### Written request
Filter these entries, keeping only lines that hold the word "this".
▼
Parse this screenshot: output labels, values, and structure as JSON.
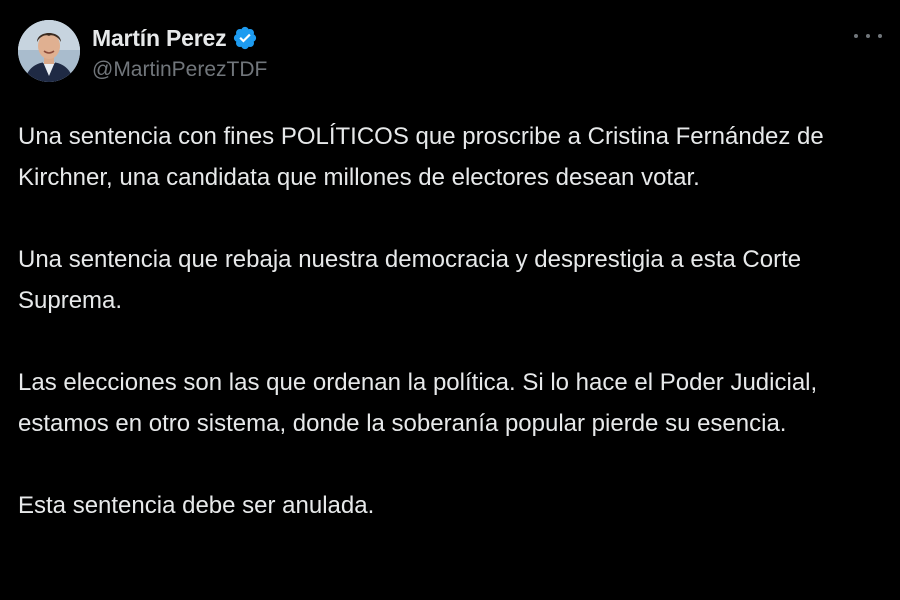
{
  "theme": {
    "background": "#000000",
    "text": "#e7e9ea",
    "muted": "#71767b",
    "verified_blue": "#1d9bf0"
  },
  "author": {
    "name": "Martín Perez",
    "handle": "@MartinPerezTDF",
    "verified": true,
    "avatar_icon": "profile-photo"
  },
  "menu": {
    "icon": "more-options-icon"
  },
  "tweet": {
    "paragraphs": [
      "Una sentencia con fines POLÍTICOS que proscribe a Cristina Fernández de Kirchner, una candidata que millones de electores desean votar.",
      "Una sentencia que rebaja nuestra democracia y desprestigia a esta Corte Suprema.",
      "Las elecciones son las que ordenan la política. Si lo hace el Poder Judicial, estamos en otro sistema, donde la soberanía popular pierde su esencia.",
      "Esta sentencia debe ser anulada."
    ]
  }
}
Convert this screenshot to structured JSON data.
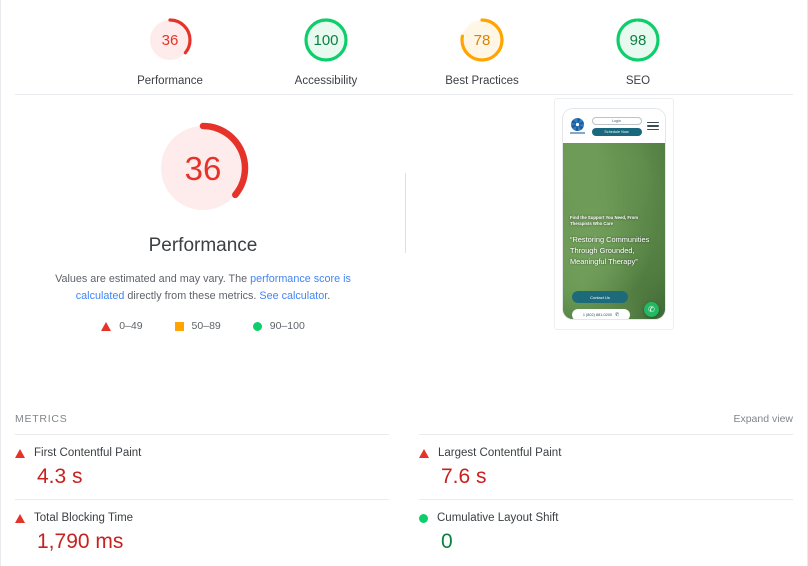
{
  "scores": [
    {
      "value": "36",
      "label": "Performance",
      "color": "#e63329",
      "track": "#fdeceb",
      "pct": 36
    },
    {
      "value": "100",
      "label": "Accessibility",
      "color": "#0cce6b",
      "track": "#e8faf0",
      "pct": 100
    },
    {
      "value": "78",
      "label": "Best Practices",
      "color": "#ffa400",
      "track": "#fff6e5",
      "pct": 78
    },
    {
      "value": "98",
      "label": "SEO",
      "color": "#0cce6b",
      "track": "#e8faf0",
      "pct": 98
    }
  ],
  "performance": {
    "value": "36",
    "title": "Performance",
    "color": "#e63329",
    "track": "#fdeceb",
    "pct": 36,
    "desc_part1": "Values are estimated and may vary. The ",
    "desc_link1": "performance score is calculated",
    "desc_part2": " directly from these metrics. ",
    "desc_link2": "See calculator",
    "desc_part3": "."
  },
  "legend": [
    {
      "marker": "triangle",
      "range": "0–49",
      "color": "#e63329"
    },
    {
      "marker": "square",
      "range": "50–89",
      "color": "#ffa400"
    },
    {
      "marker": "circle",
      "range": "90–100",
      "color": "#0cce6b"
    }
  ],
  "thumbnail": {
    "login_label": "Login",
    "schedule_label": "Schedule Now",
    "hero_kicker": "Find the Support You Need, From Therapists Who Care",
    "hero_quote": "“Restoring Communities Through Grounded, Meaningful Therapy”",
    "cta_label": "Contact Us",
    "phone_number": "1 (802) 881-0200",
    "phone_glyph": "✆",
    "fab_glyph": "✆"
  },
  "metrics_section": {
    "title": "Metrics",
    "expand_label": "Expand view",
    "items": [
      {
        "name": "First Contentful Paint",
        "value": "4.3 s",
        "status": "fail",
        "marker": "triangle"
      },
      {
        "name": "Largest Contentful Paint",
        "value": "7.6 s",
        "status": "fail",
        "marker": "triangle"
      },
      {
        "name": "Total Blocking Time",
        "value": "1,790 ms",
        "status": "fail",
        "marker": "triangle"
      },
      {
        "name": "Cumulative Layout Shift",
        "value": "0",
        "status": "pass",
        "marker": "circle"
      }
    ]
  }
}
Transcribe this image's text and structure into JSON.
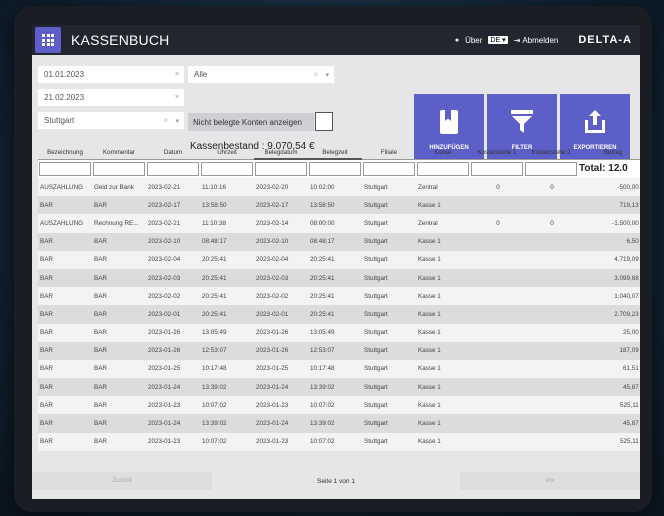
{
  "app": {
    "title": "KASSENBUCH",
    "brand": "DELTA-A"
  },
  "topbar": {
    "about": "Über",
    "language": "DE",
    "logout": "Abmelden"
  },
  "filters": {
    "date_from": "01.01.2023",
    "date_to": "21.02.2023",
    "branch": "Stuttgart",
    "account_select": "Alle",
    "toggle_label": "Nicht belegte Konten anzeigen",
    "balance": "Kassenbestand : 9.070,54 €"
  },
  "actions": {
    "add": "HINZUFÜGEN",
    "filter": "FILTER",
    "export": "EXPORTIEREN"
  },
  "table": {
    "columns": [
      "Bezeichnung",
      "Kommentar",
      "Datum",
      "Uhrzeit",
      "Belegdatum",
      "Belegzeit",
      "Filiale",
      "Kasse",
      "Kostenstelle 1",
      "Kostenstelle 2",
      "Betrag"
    ],
    "total": "Total: 12.0",
    "rows": [
      [
        "AUSZAHLUNG",
        "Geld zur Bank",
        "2023-02-21",
        "11:10:16",
        "2023-02-20",
        "10:02:00",
        "Stuttgart",
        "Zentral",
        "0",
        "0",
        "-500,00 €"
      ],
      [
        "BAR",
        "BAR",
        "2023-02-17",
        "13:58:50",
        "2023-02-17",
        "13:58:50",
        "Stuttgart",
        "Kasse 1",
        "",
        "",
        "719,13 €"
      ],
      [
        "AUSZAHLUNG",
        "Rechnung RE...",
        "2023-02-21",
        "11:10:38",
        "2023-02-14",
        "08:00:00",
        "Stuttgart",
        "Zentral",
        "0",
        "0",
        "-1.500,00 €"
      ],
      [
        "BAR",
        "BAR",
        "2023-02-10",
        "08:48:17",
        "2023-02-10",
        "08:48:17",
        "Stuttgart",
        "Kasse 1",
        "",
        "",
        "6,50 €"
      ],
      [
        "BAR",
        "BAR",
        "2023-02-04",
        "20:25:41",
        "2023-02-04",
        "20:25:41",
        "Stuttgart",
        "Kasse 1",
        "",
        "",
        "4.719,09 €"
      ],
      [
        "BAR",
        "BAR",
        "2023-02-03",
        "20:25:41",
        "2023-02-03",
        "20:25:41",
        "Stuttgart",
        "Kasse 1",
        "",
        "",
        "3.099,68 €"
      ],
      [
        "BAR",
        "BAR",
        "2023-02-02",
        "20:25:41",
        "2023-02-02",
        "20:25:41",
        "Stuttgart",
        "Kasse 1",
        "",
        "",
        "1.040,07 €"
      ],
      [
        "BAR",
        "BAR",
        "2023-02-01",
        "20:25:41",
        "2023-02-01",
        "20:25:41",
        "Stuttgart",
        "Kasse 1",
        "",
        "",
        "2.709,23 €"
      ],
      [
        "BAR",
        "BAR",
        "2023-01-26",
        "13:05:49",
        "2023-01-26",
        "13:05:49",
        "Stuttgart",
        "Kasse 1",
        "",
        "",
        "25,00 €"
      ],
      [
        "BAR",
        "BAR",
        "2023-01-26",
        "12:53:07",
        "2023-01-26",
        "12:53:07",
        "Stuttgart",
        "Kasse 1",
        "",
        "",
        "187,09 €"
      ],
      [
        "BAR",
        "BAR",
        "2023-01-25",
        "10:17:48",
        "2023-01-25",
        "10:17:48",
        "Stuttgart",
        "Kasse 1",
        "",
        "",
        "61,51 €"
      ],
      [
        "BAR",
        "BAR",
        "2023-01-24",
        "13:39:02",
        "2023-01-24",
        "13:39:02",
        "Stuttgart",
        "Kasse 1",
        "",
        "",
        "45,87 €"
      ],
      [
        "BAR",
        "BAR",
        "2023-01-23",
        "10:07:02",
        "2023-01-23",
        "10:07:02",
        "Stuttgart",
        "Kasse 1",
        "",
        "",
        "525,11 €"
      ],
      [
        "BAR",
        "BAR",
        "2023-01-24",
        "13:39:02",
        "2023-01-24",
        "13:39:02",
        "Stuttgart",
        "Kasse 1",
        "",
        "",
        "45,87 €"
      ],
      [
        "BAR",
        "BAR",
        "2023-01-23",
        "10:07:02",
        "2023-01-23",
        "10:07:02",
        "Stuttgart",
        "Kasse 1",
        "",
        "",
        "525,11 €"
      ]
    ]
  },
  "pager": {
    "prev": "Zurück",
    "info": "Seite 1 von 1",
    "next": "Vor"
  },
  "colors": {
    "accent": "#5b5fc7",
    "topbar": "#24262f"
  }
}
▲
### Task result
Parse this screenshot: output labels, values, and structure as JSON.
Convert this screenshot to structured JSON data.
Transcribe this image's text and structure into JSON.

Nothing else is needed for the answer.